**Document text**

⟨

The coverage of handling emails programmatically in chapter six is also quite good. Henderson does the basics and then delves into a number of possible pitfalls in considerable detail. The salient aspects of the TNEF (media type application/ms-tnef) format, used by MS Outlook for attachments and metadata, for instance, are explained and pointers are given to open source TNEF parser implementations. I also got a lot out of the section on dealing with email from wireless devices like mobile phones, titled "Wireless Carriers Hate You" (there's that dry British wit again).
The second half of the book (chapters seven through eleven) focuses more on scalability. It's also where you'll find the most material on using MySQL, including but not limited to query profiling and optimization, a discussion of the merits of denormalizing once you begin to reach a certain scale, and a comparison of the different MySQL backends. There's an entire chapter devoted to finding and dealing with bottlenecks - how to determine whether your app is CPU-bound, I/O-bound, or context-switching-bound and what to do about it. The chapter on scaling begins by debunking the "scaling myth" (but he actually tackles several misconceptions at once - namely that scalability is synonymous with speed, that scalability is a byproduct of having written your app in Java, etc.) before getting into vertical vs. horizontal scaling (buying more powerful and expensive servers vs. adding more cheap cheap servers), load balancing, and more. Monitoring (both of web stats and your application itself) and APIs (RSS/RDF/Atom feeds, mobile content delivery formats like WAP and XHTML mobile, and REST/XML-RPC, and SOAP Web services) both get chapters of their own.
Henderson's sense of humor is evident throughout the book, but not in the annoying overly cutesey way that made me want to toss "Extreme Programming Installed" into the circular filing drawer. In the section on software interface design (where he means the interfaces between the layers of the trifle), for example, there's a "Web Application Scale of Stupidity" that places "sanity" in the center and OGF (one giant function) and OOP at the extremes. The process of separating web app logic from presentation is broken down into 3 steps: separating logic code from markup, splitting the markup into per-page files, and moving to a templating system. He closes out the chapter with a breakdown of the hosting, hardware, and networking issues involved in serving up web apps.
Technically, I think that Building Scalable Web Sites is 100%. There were just a few niggling flaws. Two dates given (both on page 155), 1990 for the creation of libxml and 1995 for the design of XML-RPC, are incorrect and I spotted a handful of grammatical mistakes (probably proportionately fewer than in this review) that I've already submitted, along with the date mistakes, as errata through the form linked from the O'Reilly catalog page for the book.
Additionally, though the cover does say "The Flickr Way", you won't find many sentences that begin "At Flickr, we [...]". Aside from the "Rolling Your Own" section in chapter seven describing some custom middleware and a protocol that they whipped up for moving files around within their system, there aren't a lot of explicit details about the way that Flickr operates in the book. You'll actually get more insider info from Tim O'Reilly's "Database War Stories" entry regarding Flickr, which is based on Henderson's answers to questions posed by O'Reilly, than from this book.

⟩

**Records for processing**
⟨

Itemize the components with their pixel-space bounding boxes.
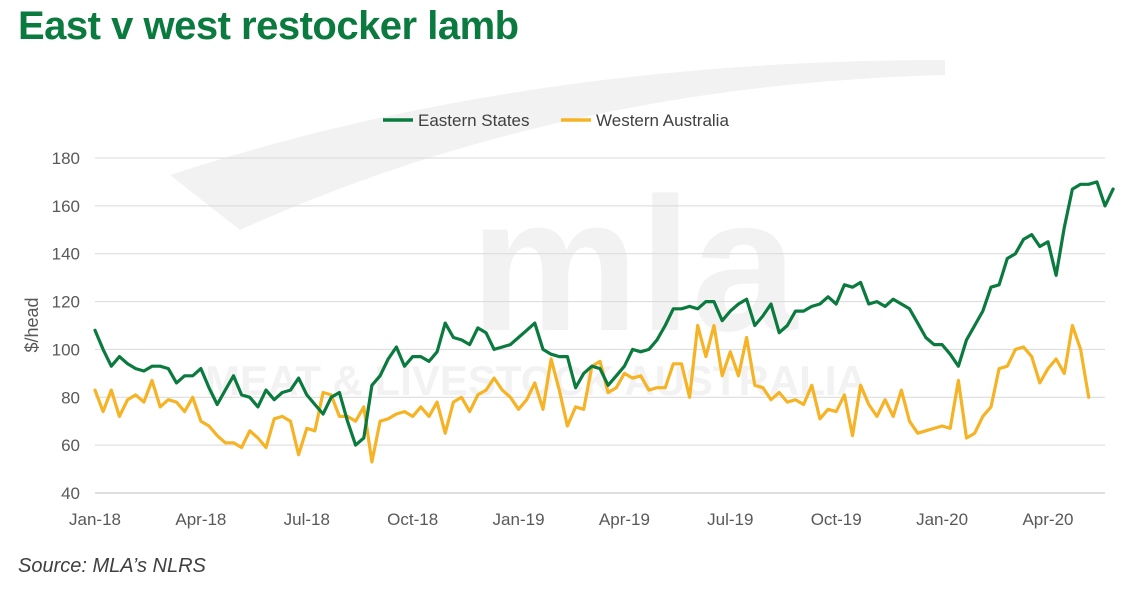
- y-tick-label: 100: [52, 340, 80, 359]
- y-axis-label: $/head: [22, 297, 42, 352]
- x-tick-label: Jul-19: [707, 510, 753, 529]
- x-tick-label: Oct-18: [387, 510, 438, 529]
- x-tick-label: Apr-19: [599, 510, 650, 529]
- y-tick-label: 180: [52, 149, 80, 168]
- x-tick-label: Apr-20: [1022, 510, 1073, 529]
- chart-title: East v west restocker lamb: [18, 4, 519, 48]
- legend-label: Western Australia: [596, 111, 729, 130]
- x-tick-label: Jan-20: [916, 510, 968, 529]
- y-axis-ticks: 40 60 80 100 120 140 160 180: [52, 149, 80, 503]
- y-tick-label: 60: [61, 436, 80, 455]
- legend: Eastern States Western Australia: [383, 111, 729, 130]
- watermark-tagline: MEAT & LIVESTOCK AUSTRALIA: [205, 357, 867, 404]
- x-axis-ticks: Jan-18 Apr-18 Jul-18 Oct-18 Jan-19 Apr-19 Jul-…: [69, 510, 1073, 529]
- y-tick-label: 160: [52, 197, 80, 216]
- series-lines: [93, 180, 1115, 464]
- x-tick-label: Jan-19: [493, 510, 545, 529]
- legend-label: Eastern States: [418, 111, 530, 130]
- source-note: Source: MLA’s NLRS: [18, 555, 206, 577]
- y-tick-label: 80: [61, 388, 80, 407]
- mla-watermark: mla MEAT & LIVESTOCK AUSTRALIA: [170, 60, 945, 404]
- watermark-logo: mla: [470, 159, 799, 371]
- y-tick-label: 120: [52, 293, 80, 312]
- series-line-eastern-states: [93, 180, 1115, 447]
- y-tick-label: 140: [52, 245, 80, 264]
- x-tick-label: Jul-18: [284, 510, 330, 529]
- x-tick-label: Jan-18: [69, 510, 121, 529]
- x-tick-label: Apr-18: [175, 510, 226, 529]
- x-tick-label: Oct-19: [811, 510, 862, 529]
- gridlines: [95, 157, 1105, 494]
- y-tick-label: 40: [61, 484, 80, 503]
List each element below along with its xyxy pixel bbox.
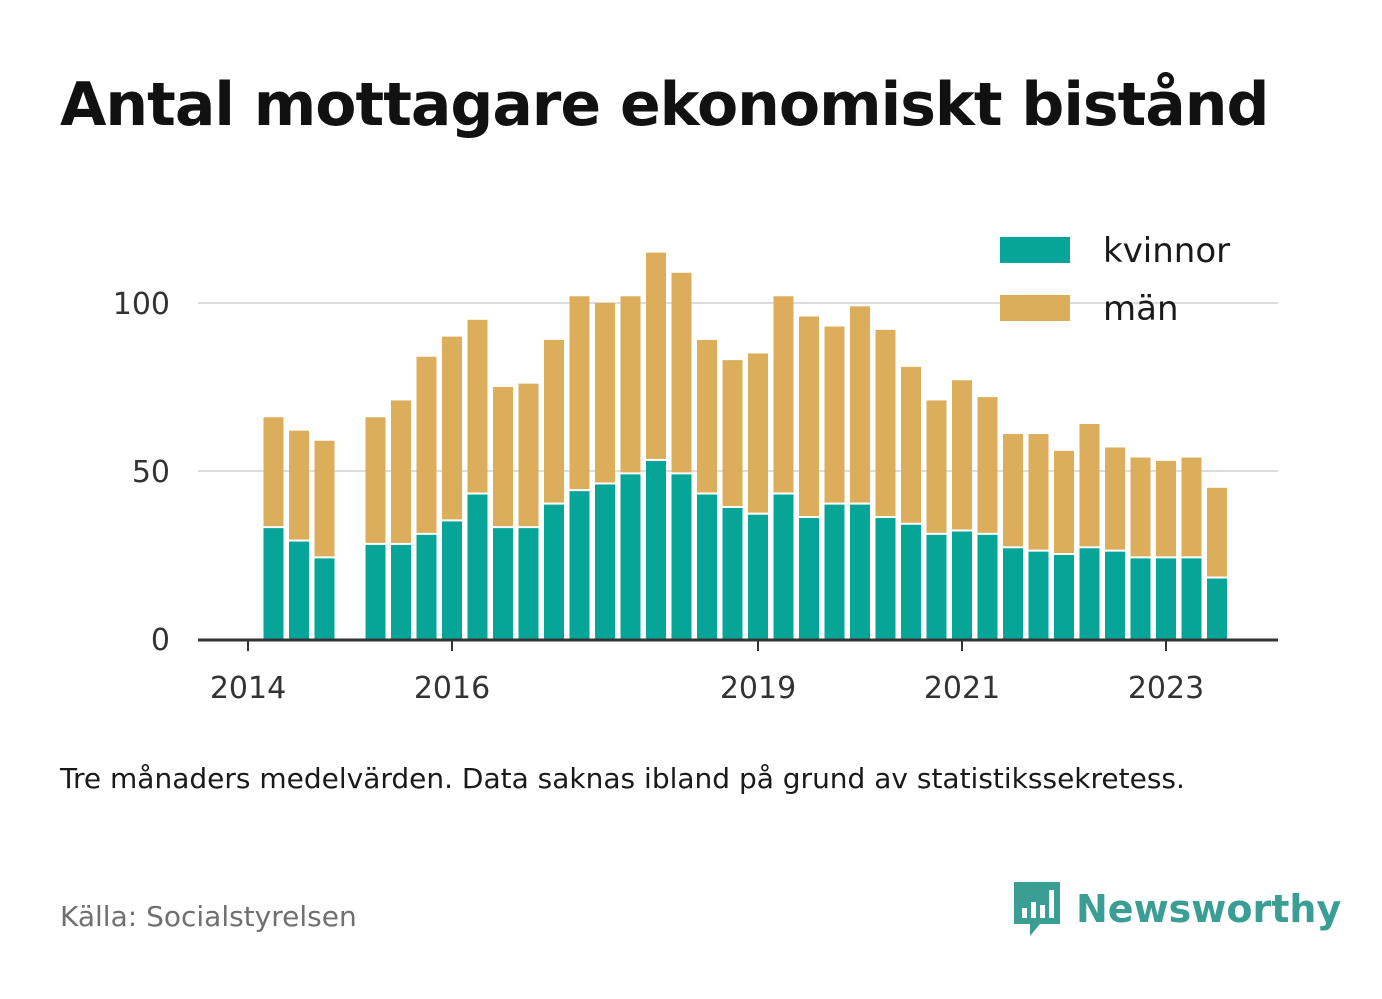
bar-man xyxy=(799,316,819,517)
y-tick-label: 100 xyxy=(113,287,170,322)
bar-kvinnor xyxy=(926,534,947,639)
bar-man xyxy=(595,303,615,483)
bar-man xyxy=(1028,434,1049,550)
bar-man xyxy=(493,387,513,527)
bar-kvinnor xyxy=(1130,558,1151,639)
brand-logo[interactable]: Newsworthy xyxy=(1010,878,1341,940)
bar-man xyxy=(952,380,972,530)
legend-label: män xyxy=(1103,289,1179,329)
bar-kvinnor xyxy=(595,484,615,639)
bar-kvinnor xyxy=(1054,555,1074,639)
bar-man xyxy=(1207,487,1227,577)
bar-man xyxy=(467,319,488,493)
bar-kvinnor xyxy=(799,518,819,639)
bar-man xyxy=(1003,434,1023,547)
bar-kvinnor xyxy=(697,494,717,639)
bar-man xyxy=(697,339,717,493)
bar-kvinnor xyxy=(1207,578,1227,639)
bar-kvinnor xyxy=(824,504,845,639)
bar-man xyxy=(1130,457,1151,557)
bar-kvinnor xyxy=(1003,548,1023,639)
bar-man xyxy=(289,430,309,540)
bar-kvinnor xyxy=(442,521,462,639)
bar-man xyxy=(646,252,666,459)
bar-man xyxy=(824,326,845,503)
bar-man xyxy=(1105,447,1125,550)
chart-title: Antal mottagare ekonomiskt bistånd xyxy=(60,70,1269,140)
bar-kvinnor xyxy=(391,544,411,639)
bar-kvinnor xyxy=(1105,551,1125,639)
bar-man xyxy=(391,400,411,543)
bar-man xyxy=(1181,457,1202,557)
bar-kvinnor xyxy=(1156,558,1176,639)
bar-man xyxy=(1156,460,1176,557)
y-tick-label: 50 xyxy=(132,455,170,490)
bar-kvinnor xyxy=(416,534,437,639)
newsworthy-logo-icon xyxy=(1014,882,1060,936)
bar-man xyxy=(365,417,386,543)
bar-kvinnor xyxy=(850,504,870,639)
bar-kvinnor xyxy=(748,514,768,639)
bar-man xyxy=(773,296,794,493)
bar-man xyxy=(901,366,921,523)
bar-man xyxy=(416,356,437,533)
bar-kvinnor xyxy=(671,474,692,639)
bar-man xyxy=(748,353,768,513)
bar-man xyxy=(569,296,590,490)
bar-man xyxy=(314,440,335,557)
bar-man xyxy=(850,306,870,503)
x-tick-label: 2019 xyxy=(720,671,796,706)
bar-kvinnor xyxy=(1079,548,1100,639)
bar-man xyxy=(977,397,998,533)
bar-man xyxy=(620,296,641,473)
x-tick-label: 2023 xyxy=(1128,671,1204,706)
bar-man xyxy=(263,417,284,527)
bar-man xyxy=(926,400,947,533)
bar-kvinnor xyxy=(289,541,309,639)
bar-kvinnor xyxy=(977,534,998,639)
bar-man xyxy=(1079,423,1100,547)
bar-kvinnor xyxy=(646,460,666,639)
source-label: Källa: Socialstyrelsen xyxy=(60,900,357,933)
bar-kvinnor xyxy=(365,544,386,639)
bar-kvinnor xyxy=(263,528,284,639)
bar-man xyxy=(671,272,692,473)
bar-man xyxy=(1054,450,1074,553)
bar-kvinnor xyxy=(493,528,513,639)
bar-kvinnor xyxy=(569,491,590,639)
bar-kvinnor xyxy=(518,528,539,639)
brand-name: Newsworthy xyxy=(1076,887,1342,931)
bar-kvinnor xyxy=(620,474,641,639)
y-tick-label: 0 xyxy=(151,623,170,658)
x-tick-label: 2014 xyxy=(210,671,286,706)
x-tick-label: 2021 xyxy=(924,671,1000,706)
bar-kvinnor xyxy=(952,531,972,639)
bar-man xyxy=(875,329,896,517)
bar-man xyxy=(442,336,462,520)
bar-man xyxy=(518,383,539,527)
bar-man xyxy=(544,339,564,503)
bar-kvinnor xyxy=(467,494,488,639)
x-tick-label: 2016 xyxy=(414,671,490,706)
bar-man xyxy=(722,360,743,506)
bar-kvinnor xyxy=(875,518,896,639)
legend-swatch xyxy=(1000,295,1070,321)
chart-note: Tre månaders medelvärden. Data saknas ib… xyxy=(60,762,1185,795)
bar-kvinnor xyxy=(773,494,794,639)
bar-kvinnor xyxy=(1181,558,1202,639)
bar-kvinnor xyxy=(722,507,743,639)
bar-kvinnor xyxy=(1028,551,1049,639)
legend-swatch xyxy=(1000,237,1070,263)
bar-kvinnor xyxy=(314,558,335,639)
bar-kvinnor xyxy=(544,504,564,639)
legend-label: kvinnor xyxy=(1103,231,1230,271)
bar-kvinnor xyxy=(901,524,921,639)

⟩

**Set exercise A**
In the records, rewrite the lines from the one with "- y-tick-label: 100: [52, 340, 80, 359]" to the one with "- mla-watermark: mla", changing "Western Australia" to "Western Region" and leaving everything else the same.
**Set exercise B**
Extend the review of Building Scalable Web Sites with the text that would come next.

**Exercise result A**
- y-tick-label: 100: [52, 340, 80, 359]
- y-axis-label: $/head: [22, 297, 42, 352]
- x-tick-label: Jul-19: [707, 510, 753, 529]
- x-tick-label: Oct-18: [387, 510, 438, 529]
- x-tick-label: Apr-19: [599, 510, 650, 529]
- y-tick-label: 180: [52, 149, 80, 168]
- x-tick-label: Apr-20: [1022, 510, 1073, 529]
- chart-title: East v west restocker lamb: [18, 4, 519, 48]
- legend-label: Western Region: [596, 111, 729, 130]
- x-tick-label: Jan-20: [916, 510, 968, 529]
- y-axis-ticks: 40 60 80 100 120 140 160 180: [52, 149, 80, 503]
- y-tick-label: 60: [61, 436, 80, 455]
- legend: Eastern States Western Region: [383, 111, 729, 130]
- watermark-tagline: MEAT & LIVESTOCK AUSTRALIA: [205, 357, 867, 404]
- x-axis-ticks: Jan-18 Apr-18 Jul-18 Oct-18 Jan-19 Apr-19 Jul-…: [69, 510, 1073, 529]
- y-tick-label: 160: [52, 197, 80, 216]
- series-lines: [93, 180, 1115, 464]
- x-tick-label: Jan-19: [493, 510, 545, 529]
- legend-label: Eastern States: [418, 111, 530, 130]
- source-note: Source: MLA’s NLRS: [18, 555, 206, 577]
- y-tick-label: 80: [61, 388, 80, 407]
- mla-watermark: mla MEAT & LIVESTOCK AUSTRALIA: [170, 60, 945, 404]

**Exercise result B**
If you'd like to get a feel for Henderson's style, chapter five ("Data Integrity and Security") is available as a PDF on the O'Reilly catalog page for the book and Henderson has also put some articles online (all PDFs, not much overlap with the material in BSWS) at his website.
You can purchase Building Scalable Web Sites : Building, Scaling, and Optimizing the Next Generation of Web Applications from bn.com. Slashdot welcomes readers' book reviews -- to see your own review here, read the book review guidelines, then visit the submission page.
Henderson's resume, which can be found on his personal website, indicates that he joined Ludicorp about a year before they shut down GNE, their Web-based roleplaying game, to focus on Flickr (which had originally begun as an ofshoot of the game) and it's his role as web development lead at Ludicorp that led to the inclusion of the "The Flickr Way" sub-subtitle that runs diagonally across the upper right corner of the book's front cover.
The five-page-long first chapter sets the stage for the rest of the book with section headings that are all questions: "What is a Web application?", "How do you build Web applications?", "What is architecture?", and "How do I get started?".
Chapter two, "Web Application Architecture", begins with Henderson drawing an analogy between a web app and a type of multi-tiered dessert known as a trifle - the sponge cake at the bottom of the dish is the database, the next layer up, jell-o, is the business logic, and so on. The black and white image in the text is identical to the color image included in a slide from an eight-hour workshop that the author gave in San Francisco titled "How We Built Flickr". Having read the book and some reviews of his workshops and looked at the list of talks on Henderson's site (some with Powerpoint decks for download), it seems likely that a lot of the ideas expressed in the book were developed over an extended period of time through repeated presentations.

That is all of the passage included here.